What to do: Reproduce the listing from its first line through the line that contains "y-tick-label: 80 — [136, 287, 168, 319]", switching "box-plot-2" to "box-plot-B" and leaving everything else unchanged.
# # # # #
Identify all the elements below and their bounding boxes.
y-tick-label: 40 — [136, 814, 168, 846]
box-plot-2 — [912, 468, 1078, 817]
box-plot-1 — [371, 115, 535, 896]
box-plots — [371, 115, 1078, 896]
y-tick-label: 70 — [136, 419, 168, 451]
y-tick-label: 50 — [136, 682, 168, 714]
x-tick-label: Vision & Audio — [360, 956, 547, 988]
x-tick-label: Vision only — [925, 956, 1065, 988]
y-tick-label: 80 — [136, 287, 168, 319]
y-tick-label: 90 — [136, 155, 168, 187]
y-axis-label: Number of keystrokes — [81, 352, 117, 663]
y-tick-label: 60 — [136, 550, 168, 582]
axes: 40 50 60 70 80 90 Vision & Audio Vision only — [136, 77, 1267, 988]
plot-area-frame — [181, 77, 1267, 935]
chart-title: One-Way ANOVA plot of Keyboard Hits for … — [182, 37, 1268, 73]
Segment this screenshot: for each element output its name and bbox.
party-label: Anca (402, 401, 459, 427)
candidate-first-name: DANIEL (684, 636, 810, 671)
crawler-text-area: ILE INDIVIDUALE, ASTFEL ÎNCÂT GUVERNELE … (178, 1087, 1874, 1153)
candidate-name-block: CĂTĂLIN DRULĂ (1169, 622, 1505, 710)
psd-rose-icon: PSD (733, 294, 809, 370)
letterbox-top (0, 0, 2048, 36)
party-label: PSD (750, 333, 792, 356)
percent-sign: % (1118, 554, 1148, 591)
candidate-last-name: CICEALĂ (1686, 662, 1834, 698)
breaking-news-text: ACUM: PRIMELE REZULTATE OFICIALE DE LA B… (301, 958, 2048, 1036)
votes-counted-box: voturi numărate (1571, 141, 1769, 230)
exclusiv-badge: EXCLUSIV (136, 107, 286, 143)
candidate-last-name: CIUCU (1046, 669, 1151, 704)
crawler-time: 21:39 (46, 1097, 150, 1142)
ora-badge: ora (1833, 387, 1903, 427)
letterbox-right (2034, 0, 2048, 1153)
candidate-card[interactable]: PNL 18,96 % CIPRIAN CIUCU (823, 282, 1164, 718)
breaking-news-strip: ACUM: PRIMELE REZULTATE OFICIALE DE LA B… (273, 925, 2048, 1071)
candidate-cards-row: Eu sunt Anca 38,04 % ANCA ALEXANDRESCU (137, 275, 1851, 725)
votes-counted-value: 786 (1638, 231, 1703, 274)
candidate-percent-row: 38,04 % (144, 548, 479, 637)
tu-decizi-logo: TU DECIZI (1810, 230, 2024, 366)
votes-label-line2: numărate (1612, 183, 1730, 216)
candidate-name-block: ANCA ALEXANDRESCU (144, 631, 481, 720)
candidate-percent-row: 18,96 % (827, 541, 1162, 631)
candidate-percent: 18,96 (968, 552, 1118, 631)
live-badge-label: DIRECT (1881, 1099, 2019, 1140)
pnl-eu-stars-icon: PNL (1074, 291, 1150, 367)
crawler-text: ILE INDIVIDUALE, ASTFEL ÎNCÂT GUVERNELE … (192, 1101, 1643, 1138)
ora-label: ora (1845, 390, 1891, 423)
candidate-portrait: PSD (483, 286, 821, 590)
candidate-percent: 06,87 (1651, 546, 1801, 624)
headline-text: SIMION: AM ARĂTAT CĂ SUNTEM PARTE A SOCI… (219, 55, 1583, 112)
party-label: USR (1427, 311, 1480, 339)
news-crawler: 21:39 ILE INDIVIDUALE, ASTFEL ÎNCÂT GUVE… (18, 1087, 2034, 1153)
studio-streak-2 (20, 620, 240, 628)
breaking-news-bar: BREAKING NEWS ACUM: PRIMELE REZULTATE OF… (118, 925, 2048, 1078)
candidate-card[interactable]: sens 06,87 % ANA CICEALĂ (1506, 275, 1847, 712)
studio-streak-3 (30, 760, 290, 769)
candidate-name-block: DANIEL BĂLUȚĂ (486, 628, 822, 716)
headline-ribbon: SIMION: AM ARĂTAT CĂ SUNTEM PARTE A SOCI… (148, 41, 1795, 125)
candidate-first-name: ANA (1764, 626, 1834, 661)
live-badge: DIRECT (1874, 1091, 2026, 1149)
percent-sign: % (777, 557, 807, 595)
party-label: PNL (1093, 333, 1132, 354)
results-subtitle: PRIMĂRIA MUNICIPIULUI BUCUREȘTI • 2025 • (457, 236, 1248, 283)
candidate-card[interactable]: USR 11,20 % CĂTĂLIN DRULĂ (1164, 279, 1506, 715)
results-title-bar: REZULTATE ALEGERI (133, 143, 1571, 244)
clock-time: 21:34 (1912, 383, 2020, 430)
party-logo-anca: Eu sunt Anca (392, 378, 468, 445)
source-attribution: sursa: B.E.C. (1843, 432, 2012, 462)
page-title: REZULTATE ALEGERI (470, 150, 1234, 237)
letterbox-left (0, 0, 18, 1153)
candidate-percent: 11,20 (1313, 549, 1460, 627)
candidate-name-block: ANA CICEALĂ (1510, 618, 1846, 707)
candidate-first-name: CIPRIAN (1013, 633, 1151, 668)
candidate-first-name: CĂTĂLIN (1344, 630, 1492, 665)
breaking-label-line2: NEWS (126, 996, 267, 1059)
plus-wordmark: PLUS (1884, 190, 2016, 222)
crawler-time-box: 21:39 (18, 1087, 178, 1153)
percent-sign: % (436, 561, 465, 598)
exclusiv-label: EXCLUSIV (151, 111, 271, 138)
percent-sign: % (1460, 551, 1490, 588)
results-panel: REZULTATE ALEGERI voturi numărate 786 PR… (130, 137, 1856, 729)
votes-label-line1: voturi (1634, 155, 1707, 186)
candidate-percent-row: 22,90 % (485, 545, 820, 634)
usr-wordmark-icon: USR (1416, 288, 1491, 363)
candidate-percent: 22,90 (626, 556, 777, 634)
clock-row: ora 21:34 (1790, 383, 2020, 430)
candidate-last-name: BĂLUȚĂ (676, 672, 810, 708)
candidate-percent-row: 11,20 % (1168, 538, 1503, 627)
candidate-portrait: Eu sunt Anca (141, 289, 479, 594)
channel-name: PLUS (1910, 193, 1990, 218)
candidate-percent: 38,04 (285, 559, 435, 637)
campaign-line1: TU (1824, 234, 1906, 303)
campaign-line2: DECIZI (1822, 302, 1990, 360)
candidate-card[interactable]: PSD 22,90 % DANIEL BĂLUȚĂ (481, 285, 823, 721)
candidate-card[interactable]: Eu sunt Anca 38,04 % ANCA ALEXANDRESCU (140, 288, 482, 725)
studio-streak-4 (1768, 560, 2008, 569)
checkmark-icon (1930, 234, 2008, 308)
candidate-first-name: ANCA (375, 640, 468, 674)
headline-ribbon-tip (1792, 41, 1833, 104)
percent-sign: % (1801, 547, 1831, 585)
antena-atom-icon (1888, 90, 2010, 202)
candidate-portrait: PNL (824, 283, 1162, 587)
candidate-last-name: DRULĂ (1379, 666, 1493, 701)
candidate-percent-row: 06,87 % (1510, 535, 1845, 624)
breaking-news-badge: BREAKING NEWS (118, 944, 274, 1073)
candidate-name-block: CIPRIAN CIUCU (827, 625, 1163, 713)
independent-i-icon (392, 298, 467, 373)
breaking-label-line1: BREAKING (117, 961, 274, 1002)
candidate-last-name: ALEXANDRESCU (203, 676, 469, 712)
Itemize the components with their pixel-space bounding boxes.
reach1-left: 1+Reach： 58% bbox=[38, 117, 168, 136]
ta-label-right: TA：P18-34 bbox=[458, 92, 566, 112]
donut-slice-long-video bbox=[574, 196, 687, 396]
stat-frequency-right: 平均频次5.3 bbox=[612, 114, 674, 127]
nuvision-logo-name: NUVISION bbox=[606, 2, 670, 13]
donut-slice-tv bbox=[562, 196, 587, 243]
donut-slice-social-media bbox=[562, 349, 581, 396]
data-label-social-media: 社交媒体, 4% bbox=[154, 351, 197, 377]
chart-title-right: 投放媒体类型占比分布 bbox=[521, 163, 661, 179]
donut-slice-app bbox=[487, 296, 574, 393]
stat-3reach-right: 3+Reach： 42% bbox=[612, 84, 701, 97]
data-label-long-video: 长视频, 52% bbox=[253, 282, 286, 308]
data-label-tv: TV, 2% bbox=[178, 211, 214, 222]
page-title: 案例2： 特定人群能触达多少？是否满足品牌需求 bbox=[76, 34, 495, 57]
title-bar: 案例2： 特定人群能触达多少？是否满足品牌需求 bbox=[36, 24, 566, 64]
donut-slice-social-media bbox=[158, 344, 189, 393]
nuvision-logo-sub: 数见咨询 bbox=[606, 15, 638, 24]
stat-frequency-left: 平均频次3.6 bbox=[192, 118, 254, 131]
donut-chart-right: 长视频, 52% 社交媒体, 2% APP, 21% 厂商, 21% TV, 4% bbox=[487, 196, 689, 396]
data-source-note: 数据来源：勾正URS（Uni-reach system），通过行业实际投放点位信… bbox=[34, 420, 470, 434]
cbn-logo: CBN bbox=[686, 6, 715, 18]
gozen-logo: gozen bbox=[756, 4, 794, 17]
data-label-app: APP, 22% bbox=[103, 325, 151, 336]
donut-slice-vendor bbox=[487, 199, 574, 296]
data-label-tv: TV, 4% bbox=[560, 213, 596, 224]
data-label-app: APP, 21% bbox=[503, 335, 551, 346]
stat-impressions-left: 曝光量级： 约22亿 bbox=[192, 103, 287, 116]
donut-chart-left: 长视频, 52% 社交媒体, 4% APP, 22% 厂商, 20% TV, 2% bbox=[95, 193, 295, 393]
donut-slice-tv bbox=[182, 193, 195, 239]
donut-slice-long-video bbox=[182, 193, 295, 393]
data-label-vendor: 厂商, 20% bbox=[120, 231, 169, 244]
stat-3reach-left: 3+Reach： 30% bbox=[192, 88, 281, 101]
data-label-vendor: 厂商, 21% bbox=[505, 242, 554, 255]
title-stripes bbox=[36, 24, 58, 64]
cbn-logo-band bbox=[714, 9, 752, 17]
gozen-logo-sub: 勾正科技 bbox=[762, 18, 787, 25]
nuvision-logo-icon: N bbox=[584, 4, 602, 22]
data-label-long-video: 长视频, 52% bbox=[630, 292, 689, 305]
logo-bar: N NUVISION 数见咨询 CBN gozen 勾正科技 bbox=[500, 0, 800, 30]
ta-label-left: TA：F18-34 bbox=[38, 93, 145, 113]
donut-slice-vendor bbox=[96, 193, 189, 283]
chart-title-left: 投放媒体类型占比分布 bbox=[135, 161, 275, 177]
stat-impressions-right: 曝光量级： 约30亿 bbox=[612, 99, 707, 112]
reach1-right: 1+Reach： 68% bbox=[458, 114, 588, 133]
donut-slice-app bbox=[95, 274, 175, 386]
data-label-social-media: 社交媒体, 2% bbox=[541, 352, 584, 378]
# # # # #
Solution for this task:
Identify all the elements below and their bounding boxes.
y-tick-label: 40 — [136, 814, 168, 846]
box-plot-B — [912, 468, 1078, 817]
box-plot-1 — [371, 115, 535, 896]
box-plots — [371, 115, 1078, 896]
y-tick-label: 70 — [136, 419, 168, 451]
y-tick-label: 50 — [136, 682, 168, 714]
x-tick-label: Vision & Audio — [360, 956, 547, 988]
x-tick-label: Vision only — [925, 956, 1065, 988]
y-tick-label: 80 — [136, 287, 168, 319]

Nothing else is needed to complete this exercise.